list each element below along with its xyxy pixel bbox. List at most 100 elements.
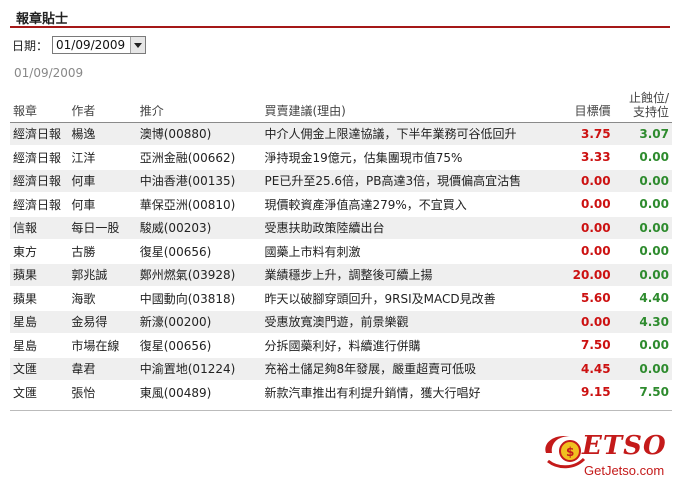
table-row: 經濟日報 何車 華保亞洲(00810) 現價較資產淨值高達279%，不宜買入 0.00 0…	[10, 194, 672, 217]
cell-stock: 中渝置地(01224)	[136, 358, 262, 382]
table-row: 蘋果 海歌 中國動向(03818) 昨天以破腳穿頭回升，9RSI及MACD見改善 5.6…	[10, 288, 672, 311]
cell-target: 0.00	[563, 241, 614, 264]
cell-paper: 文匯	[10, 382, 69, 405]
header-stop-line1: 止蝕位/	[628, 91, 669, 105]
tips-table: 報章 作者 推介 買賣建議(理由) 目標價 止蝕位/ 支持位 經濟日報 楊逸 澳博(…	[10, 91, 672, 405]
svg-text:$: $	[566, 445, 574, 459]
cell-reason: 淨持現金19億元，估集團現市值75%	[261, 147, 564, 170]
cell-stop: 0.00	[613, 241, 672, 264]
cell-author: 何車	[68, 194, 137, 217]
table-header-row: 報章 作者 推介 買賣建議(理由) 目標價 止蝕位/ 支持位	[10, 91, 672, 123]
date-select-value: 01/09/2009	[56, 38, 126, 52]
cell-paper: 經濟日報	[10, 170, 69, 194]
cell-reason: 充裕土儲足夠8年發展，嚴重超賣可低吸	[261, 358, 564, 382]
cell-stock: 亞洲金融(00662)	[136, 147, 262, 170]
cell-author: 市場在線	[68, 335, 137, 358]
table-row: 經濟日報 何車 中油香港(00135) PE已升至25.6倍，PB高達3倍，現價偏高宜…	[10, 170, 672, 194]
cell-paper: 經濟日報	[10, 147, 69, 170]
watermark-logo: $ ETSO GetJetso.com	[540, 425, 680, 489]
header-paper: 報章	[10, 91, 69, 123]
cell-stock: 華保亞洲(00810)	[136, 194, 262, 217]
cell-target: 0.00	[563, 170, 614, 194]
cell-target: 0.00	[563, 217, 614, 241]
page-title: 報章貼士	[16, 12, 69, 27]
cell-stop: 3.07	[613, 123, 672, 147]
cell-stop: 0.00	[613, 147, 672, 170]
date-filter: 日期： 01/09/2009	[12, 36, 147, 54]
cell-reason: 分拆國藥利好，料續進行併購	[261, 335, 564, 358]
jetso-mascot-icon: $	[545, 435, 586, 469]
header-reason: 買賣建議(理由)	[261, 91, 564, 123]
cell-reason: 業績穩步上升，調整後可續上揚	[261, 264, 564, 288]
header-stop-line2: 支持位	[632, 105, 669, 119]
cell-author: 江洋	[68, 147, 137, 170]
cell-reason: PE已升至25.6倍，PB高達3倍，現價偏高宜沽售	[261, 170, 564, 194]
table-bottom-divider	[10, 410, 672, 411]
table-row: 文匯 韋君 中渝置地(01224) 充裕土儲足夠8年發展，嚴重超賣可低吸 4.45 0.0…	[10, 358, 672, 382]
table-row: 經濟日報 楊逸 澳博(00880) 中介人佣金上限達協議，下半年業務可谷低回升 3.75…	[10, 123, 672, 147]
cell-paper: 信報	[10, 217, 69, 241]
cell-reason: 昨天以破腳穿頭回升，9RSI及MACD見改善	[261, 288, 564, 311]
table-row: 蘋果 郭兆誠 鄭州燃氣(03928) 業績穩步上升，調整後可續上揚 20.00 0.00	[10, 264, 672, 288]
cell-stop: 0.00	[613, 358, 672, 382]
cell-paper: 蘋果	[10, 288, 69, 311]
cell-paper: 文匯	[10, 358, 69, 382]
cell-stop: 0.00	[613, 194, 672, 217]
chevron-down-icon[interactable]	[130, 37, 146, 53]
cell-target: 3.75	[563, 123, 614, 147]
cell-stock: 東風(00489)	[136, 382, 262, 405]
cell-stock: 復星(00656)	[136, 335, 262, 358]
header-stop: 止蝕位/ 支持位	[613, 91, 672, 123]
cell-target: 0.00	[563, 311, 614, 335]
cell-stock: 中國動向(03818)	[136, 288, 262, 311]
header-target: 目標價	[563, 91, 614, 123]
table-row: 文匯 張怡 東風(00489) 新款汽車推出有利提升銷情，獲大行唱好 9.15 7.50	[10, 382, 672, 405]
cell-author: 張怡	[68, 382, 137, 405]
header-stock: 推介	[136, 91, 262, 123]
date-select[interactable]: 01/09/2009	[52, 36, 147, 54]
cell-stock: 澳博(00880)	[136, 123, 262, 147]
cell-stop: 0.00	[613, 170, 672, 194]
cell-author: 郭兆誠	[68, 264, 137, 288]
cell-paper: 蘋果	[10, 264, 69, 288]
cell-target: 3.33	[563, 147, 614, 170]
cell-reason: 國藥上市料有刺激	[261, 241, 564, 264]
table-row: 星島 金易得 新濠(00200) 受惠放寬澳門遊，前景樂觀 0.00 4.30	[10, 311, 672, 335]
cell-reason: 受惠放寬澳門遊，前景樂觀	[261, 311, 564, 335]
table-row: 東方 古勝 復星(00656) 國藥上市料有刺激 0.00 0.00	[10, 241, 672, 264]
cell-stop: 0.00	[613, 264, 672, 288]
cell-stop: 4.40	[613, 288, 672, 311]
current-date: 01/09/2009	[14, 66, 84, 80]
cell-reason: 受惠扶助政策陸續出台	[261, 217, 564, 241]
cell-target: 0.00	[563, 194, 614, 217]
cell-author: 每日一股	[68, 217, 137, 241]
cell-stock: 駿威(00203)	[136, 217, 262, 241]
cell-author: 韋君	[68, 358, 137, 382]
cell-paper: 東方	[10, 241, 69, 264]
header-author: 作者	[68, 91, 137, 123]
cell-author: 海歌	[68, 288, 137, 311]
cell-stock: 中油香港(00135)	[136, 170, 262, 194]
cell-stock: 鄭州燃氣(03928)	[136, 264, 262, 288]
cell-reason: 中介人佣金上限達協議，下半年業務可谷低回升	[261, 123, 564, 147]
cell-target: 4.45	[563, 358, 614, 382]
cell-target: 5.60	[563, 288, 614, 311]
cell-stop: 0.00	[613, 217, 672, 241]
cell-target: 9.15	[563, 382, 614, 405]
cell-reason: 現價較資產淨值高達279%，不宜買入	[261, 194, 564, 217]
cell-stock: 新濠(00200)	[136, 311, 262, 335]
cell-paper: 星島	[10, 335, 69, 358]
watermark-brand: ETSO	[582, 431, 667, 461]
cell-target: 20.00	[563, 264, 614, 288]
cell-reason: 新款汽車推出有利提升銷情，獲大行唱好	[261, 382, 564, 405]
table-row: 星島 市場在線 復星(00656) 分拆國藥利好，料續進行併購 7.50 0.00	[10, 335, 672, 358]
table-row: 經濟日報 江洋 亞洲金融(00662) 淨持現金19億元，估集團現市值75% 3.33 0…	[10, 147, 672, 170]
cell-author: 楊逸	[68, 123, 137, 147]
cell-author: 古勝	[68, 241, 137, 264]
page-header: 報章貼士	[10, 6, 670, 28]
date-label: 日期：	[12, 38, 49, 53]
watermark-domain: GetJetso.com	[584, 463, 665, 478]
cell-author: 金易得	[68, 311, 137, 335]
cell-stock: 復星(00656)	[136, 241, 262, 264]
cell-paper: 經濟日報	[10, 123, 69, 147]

* * *

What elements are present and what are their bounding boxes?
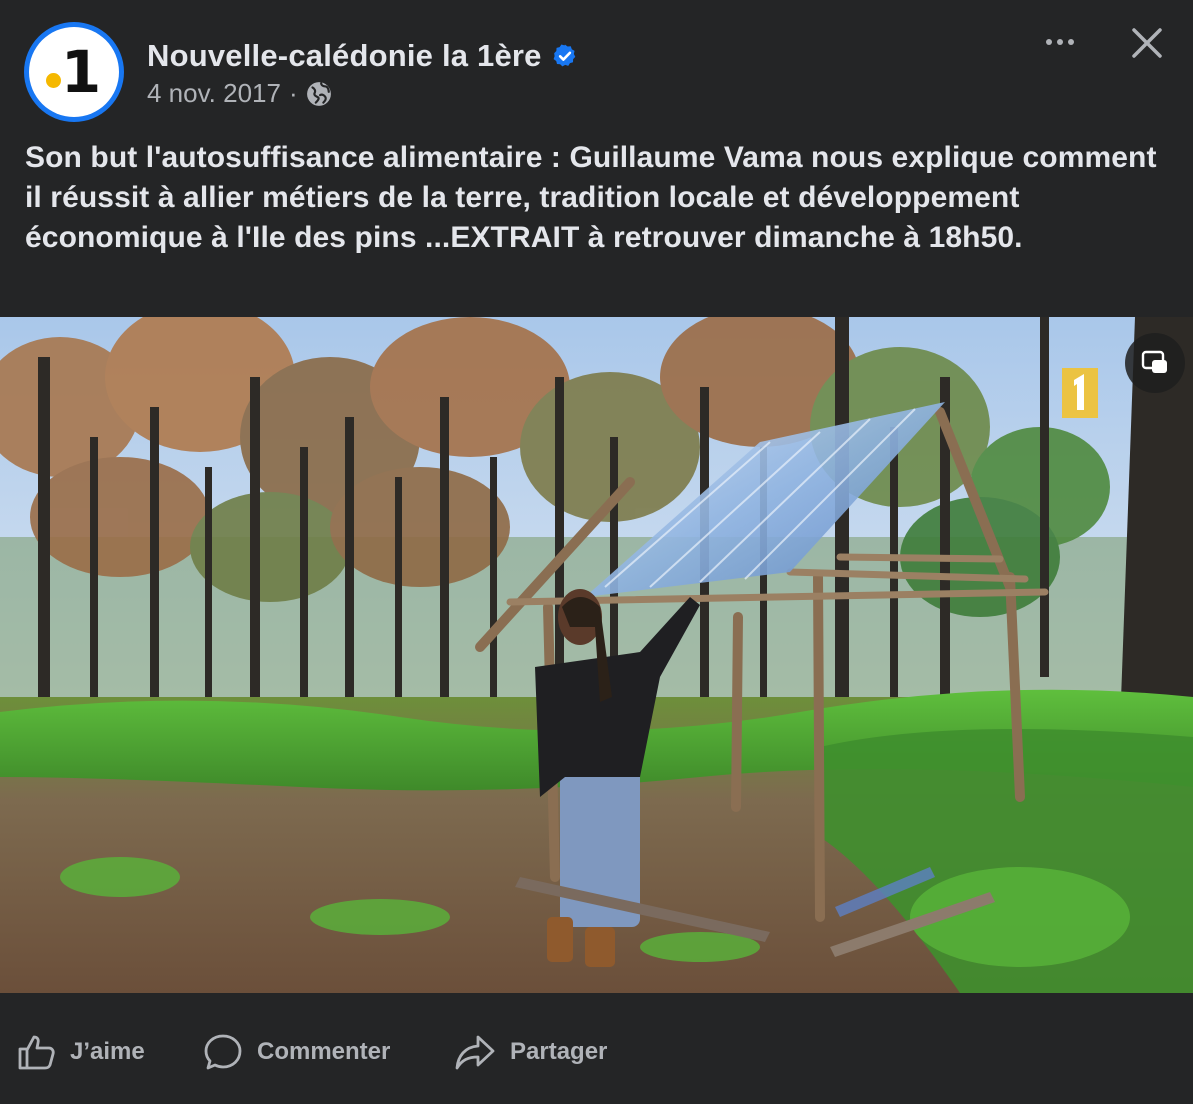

What you will do: Turn everything from the line containing "list each element" down to the line containing "91, 669, 105]", both included, into a numbered list with blank lines dropped. Leave out the pictures.

Complete response:
1. list each element below along with its xyxy pixel bbox. List at most 100 elements.
2. table-row: 經濟日報 何車 華保亞洲(00810) 現價較資產淨值高達279%，不宜買入 0.00 0…	[10, 194, 672, 217]
3. cell-stock: 中渝置地(01224)	[136, 358, 262, 382]
4. table-row: 蘋果 海歌 中國動向(03818) 昨天以破腳穿頭回升，9RSI及MACD見改善 5.6…	[10, 288, 672, 311]
5. cell-target: 0.00	[563, 241, 614, 264]
6. cell-paper: 文匯	[10, 382, 69, 405]
7. header-stop-line1: 止蝕位/	[628, 91, 669, 105]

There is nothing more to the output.